# [What is being asked]
Some lines of these records may hold the word "text"; state how many, using only the number.

□ □ □ □ □

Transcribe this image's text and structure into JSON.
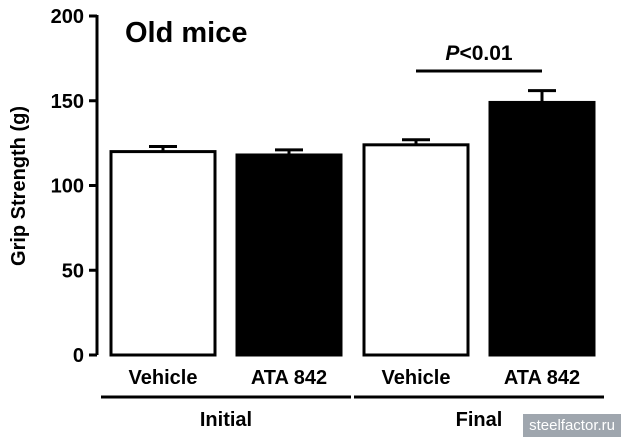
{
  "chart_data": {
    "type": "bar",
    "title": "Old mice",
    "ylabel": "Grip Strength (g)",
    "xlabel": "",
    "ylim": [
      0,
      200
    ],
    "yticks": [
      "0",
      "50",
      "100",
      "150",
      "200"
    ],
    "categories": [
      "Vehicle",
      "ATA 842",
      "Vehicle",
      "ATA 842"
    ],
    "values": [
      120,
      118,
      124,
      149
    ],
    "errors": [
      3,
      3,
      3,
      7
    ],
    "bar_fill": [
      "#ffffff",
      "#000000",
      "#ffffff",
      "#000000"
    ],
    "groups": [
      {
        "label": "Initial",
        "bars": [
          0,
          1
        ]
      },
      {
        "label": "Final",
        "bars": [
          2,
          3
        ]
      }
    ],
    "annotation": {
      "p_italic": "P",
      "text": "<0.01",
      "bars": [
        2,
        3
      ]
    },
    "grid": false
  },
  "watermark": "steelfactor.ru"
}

□ □ □ □ □

# [Full answer]
2